Edit the items by replacing "Titer" with "Concentration" and leaving everything else the same. Apply the change to every item, and omit the pictures from your answer.

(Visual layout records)
*****

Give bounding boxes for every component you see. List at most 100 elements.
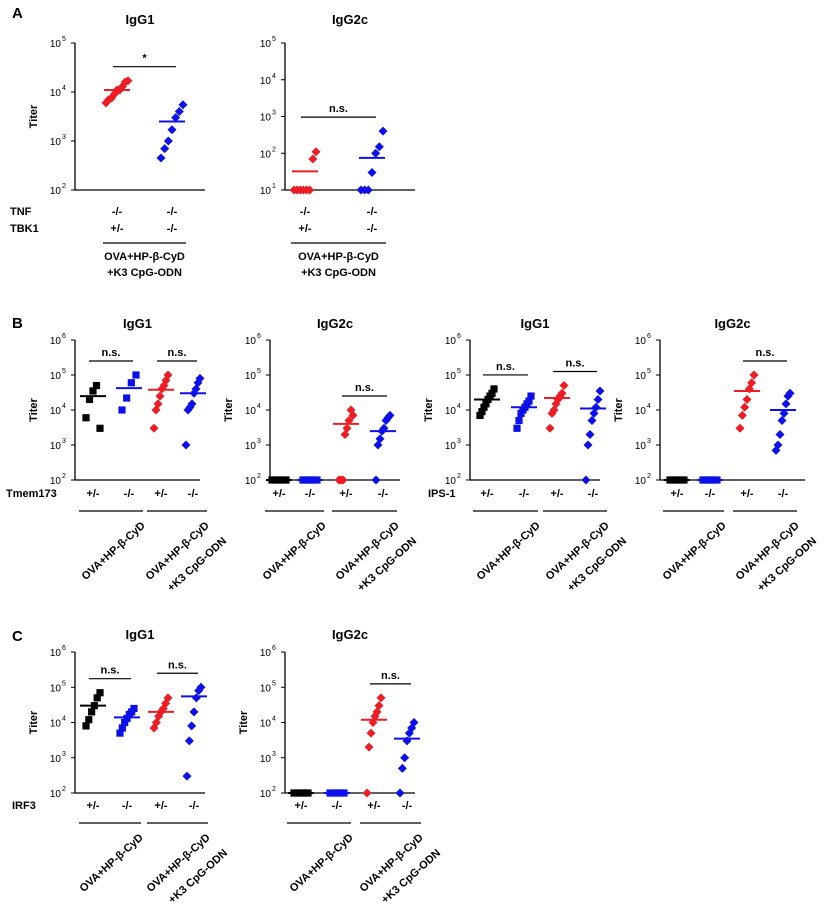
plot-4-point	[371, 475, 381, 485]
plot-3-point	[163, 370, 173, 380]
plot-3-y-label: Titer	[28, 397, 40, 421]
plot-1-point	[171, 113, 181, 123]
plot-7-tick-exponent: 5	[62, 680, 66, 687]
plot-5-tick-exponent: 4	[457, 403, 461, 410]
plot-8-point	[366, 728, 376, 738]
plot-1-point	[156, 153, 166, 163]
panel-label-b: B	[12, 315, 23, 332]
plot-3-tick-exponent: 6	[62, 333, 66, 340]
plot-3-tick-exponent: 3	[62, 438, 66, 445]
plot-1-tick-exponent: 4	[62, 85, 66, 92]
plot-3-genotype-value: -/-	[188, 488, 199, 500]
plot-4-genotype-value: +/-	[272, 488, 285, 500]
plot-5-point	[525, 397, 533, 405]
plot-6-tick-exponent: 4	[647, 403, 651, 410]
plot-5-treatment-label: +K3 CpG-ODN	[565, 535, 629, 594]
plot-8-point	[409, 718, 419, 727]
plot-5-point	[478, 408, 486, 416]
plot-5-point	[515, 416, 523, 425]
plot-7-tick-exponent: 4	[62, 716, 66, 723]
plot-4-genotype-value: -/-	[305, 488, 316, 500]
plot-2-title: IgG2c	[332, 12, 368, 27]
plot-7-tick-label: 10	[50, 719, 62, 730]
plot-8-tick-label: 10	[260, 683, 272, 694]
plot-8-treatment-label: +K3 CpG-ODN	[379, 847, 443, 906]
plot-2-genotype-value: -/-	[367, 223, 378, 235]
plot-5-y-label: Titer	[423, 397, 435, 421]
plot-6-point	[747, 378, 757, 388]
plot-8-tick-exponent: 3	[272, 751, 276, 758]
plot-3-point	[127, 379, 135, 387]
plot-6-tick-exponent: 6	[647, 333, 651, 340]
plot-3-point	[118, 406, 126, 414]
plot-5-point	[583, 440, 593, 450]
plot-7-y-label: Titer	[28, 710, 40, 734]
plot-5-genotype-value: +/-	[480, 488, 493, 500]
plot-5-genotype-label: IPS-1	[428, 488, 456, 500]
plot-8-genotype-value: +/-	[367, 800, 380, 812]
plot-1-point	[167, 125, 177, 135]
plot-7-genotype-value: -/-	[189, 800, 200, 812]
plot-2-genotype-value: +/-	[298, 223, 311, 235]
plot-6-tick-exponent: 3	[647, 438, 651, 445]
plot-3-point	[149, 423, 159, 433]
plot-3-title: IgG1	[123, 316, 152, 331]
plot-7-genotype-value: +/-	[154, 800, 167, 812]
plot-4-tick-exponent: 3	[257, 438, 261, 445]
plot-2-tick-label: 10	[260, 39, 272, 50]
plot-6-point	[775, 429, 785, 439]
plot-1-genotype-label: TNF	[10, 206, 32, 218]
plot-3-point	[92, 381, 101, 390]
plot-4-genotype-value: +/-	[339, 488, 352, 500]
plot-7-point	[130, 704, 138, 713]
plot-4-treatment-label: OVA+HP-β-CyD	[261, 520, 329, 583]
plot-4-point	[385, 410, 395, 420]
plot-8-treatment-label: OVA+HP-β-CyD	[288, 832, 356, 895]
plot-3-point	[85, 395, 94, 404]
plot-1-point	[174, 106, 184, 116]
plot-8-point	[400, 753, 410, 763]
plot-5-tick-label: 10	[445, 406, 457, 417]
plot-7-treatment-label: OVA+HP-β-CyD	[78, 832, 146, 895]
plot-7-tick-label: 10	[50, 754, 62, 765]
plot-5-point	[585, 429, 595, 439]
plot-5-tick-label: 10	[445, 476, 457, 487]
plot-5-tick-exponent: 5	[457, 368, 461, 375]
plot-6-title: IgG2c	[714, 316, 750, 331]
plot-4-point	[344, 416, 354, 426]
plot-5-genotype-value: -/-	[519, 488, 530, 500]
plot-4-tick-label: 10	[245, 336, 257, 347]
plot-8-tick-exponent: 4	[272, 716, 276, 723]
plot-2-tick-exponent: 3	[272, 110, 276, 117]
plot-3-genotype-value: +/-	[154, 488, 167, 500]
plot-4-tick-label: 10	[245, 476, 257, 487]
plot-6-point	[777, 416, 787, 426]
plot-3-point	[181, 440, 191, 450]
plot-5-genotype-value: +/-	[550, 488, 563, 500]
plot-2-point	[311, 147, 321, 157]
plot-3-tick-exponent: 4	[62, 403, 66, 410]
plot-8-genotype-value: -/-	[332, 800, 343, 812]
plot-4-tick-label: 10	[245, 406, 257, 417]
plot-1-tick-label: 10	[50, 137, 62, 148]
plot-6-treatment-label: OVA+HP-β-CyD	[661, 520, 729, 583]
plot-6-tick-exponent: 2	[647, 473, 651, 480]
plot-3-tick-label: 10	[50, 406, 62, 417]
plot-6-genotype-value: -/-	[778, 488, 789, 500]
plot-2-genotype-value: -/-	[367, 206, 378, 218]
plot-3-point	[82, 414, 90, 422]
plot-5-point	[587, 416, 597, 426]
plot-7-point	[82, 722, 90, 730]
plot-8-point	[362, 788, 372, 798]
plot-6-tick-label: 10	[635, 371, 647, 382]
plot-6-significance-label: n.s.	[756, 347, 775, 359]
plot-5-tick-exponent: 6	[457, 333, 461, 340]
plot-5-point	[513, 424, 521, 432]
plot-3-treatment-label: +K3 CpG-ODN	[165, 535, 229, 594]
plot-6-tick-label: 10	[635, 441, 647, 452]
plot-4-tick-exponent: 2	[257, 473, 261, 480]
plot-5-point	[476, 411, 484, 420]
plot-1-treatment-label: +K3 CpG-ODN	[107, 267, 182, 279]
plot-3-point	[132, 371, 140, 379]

*****

Answer to the task:
Give bounding boxes for every component you see. List at most 100 elements.
plot-4-point	[371, 475, 381, 485]
plot-3-point	[163, 370, 173, 380]
plot-3-y-label: Concentration	[28, 397, 40, 421]
plot-1-point	[171, 113, 181, 123]
plot-7-tick-exponent: 5	[62, 680, 66, 687]
plot-5-tick-exponent: 4	[457, 403, 461, 410]
plot-8-point	[366, 728, 376, 738]
plot-1-point	[156, 153, 166, 163]
panel-label-b: B	[12, 315, 23, 332]
plot-3-tick-exponent: 6	[62, 333, 66, 340]
plot-3-tick-exponent: 3	[62, 438, 66, 445]
plot-1-tick-exponent: 4	[62, 85, 66, 92]
plot-3-genotype-value: -/-	[188, 488, 199, 500]
plot-4-genotype-value: +/-	[272, 488, 285, 500]
plot-5-point	[525, 397, 533, 405]
plot-6-tick-exponent: 4	[647, 403, 651, 410]
plot-5-treatment-label: +K3 CpG-ODN	[565, 535, 629, 594]
plot-8-point	[409, 718, 419, 727]
plot-5-point	[478, 408, 486, 416]
plot-5-point	[515, 416, 523, 425]
plot-7-tick-exponent: 4	[62, 716, 66, 723]
plot-4-genotype-value: -/-	[305, 488, 316, 500]
plot-2-title: IgG2c	[332, 12, 368, 27]
plot-7-tick-label: 10	[50, 719, 62, 730]
plot-8-tick-label: 10	[260, 683, 272, 694]
plot-8-treatment-label: +K3 CpG-ODN	[379, 847, 443, 906]
plot-2-genotype-value: -/-	[367, 223, 378, 235]
plot-5-y-label: Concentration	[423, 397, 435, 421]
plot-6-point	[747, 378, 757, 388]
plot-8-tick-exponent: 3	[272, 751, 276, 758]
plot-3-point	[127, 379, 135, 387]
plot-6-tick-exponent: 6	[647, 333, 651, 340]
plot-3-point	[118, 406, 126, 414]
plot-5-point	[583, 440, 593, 450]
plot-7-y-label: Concentration	[28, 710, 40, 734]
plot-5-genotype-value: +/-	[480, 488, 493, 500]
plot-5-genotype-label: IPS-1	[428, 488, 456, 500]
plot-8-genotype-value: +/-	[367, 800, 380, 812]
plot-1-point	[167, 125, 177, 135]
plot-7-genotype-value: -/-	[189, 800, 200, 812]
plot-2-genotype-value: +/-	[298, 223, 311, 235]
plot-6-tick-exponent: 3	[647, 438, 651, 445]
plot-3-point	[149, 423, 159, 433]
plot-3-title: IgG1	[123, 316, 152, 331]
plot-7-genotype-value: +/-	[154, 800, 167, 812]
plot-4-tick-exponent: 3	[257, 438, 261, 445]
plot-2-tick-label: 10	[260, 39, 272, 50]
plot-6-point	[775, 429, 785, 439]
plot-1-genotype-label: TNF	[10, 206, 32, 218]
plot-3-point	[92, 381, 101, 390]
plot-4-genotype-value: +/-	[339, 488, 352, 500]
plot-7-point	[130, 704, 138, 713]
plot-4-treatment-label: OVA+HP-β-CyD	[261, 520, 329, 583]
plot-4-point	[385, 410, 395, 420]
plot-8-treatment-label: OVA+HP-β-CyD	[288, 832, 356, 895]
plot-3-point	[85, 395, 94, 404]
plot-1-point	[174, 106, 184, 116]
plot-8-point	[400, 753, 410, 763]
plot-5-tick-label: 10	[445, 406, 457, 417]
plot-7-treatment-label: OVA+HP-β-CyD	[78, 832, 146, 895]
plot-7-tick-label: 10	[50, 754, 62, 765]
plot-5-point	[585, 429, 595, 439]
plot-5-tick-label: 10	[445, 476, 457, 487]
plot-5-tick-exponent: 5	[457, 368, 461, 375]
plot-6-title: IgG2c	[714, 316, 750, 331]
plot-4-point	[344, 416, 354, 426]
plot-5-genotype-value: -/-	[519, 488, 530, 500]
plot-4-tick-label: 10	[245, 336, 257, 347]
plot-8-tick-exponent: 4	[272, 716, 276, 723]
plot-2-tick-exponent: 3	[272, 110, 276, 117]
plot-3-genotype-value: +/-	[154, 488, 167, 500]
plot-4-tick-label: 10	[245, 476, 257, 487]
plot-6-point	[777, 416, 787, 426]
plot-3-point	[181, 440, 191, 450]
plot-5-genotype-value: +/-	[550, 488, 563, 500]
plot-2-point	[311, 147, 321, 157]
plot-3-tick-exponent: 4	[62, 403, 66, 410]
plot-8-genotype-value: -/-	[332, 800, 343, 812]
plot-4-tick-label: 10	[245, 406, 257, 417]
plot-1-tick-label: 10	[50, 137, 62, 148]
plot-6-treatment-label: OVA+HP-β-CyD	[661, 520, 729, 583]
plot-6-tick-exponent: 2	[647, 473, 651, 480]
plot-3-tick-label: 10	[50, 406, 62, 417]
plot-6-genotype-value: -/-	[778, 488, 789, 500]
plot-2-genotype-value: -/-	[367, 206, 378, 218]
plot-3-point	[82, 414, 90, 422]
plot-5-point	[587, 416, 597, 426]
plot-7-point	[82, 722, 90, 730]
plot-8-point	[362, 788, 372, 798]
plot-6-tick-label: 10	[635, 371, 647, 382]
plot-6-significance-label: n.s.	[756, 347, 775, 359]
plot-5-tick-exponent: 6	[457, 333, 461, 340]
plot-5-point	[513, 424, 521, 432]
plot-3-treatment-label: +K3 CpG-ODN	[165, 535, 229, 594]
plot-6-tick-label: 10	[635, 441, 647, 452]
plot-4-tick-exponent: 2	[257, 473, 261, 480]
plot-5-point	[476, 411, 484, 420]
plot-1-treatment-label: +K3 CpG-ODN	[107, 267, 182, 279]
plot-3-point	[132, 371, 140, 379]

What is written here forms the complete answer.